» Short exercise:
Scan the material that follows. Copy every line containing the word "months".

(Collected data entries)
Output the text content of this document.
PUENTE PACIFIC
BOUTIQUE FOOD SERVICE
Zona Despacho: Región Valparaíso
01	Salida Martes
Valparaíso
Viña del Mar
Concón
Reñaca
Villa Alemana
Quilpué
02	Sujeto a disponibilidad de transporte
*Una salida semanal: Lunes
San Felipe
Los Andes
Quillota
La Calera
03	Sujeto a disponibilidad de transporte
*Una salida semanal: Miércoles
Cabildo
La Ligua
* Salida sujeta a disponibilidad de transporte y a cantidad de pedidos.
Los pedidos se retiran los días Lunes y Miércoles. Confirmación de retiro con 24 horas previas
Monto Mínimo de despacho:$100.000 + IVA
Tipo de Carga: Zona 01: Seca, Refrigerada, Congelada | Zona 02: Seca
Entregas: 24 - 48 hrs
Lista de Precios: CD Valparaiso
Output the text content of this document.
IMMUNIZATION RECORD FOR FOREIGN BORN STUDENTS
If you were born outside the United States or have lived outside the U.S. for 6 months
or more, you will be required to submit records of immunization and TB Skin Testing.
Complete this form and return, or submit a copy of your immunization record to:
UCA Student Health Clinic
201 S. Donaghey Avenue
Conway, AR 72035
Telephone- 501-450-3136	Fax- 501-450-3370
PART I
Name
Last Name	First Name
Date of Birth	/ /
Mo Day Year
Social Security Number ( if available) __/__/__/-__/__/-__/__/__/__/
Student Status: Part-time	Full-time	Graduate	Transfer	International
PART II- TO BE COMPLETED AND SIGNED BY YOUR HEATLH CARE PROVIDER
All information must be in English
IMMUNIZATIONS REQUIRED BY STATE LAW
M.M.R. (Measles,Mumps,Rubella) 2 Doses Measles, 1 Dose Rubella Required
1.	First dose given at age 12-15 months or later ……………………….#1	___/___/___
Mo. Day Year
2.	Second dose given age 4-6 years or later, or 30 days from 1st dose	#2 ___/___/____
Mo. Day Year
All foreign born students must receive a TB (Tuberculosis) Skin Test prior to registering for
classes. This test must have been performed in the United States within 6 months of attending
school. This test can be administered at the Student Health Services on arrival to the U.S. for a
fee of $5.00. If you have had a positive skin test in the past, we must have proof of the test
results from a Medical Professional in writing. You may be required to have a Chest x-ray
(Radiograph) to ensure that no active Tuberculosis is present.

» Task response:
If you were born outside the United States or have lived outside the U.S. for 6 months
1.	First dose given at age 12-15 months or later ……………………….#1	___/___/___
classes. This test must have been performed in the United States within 6 months of attending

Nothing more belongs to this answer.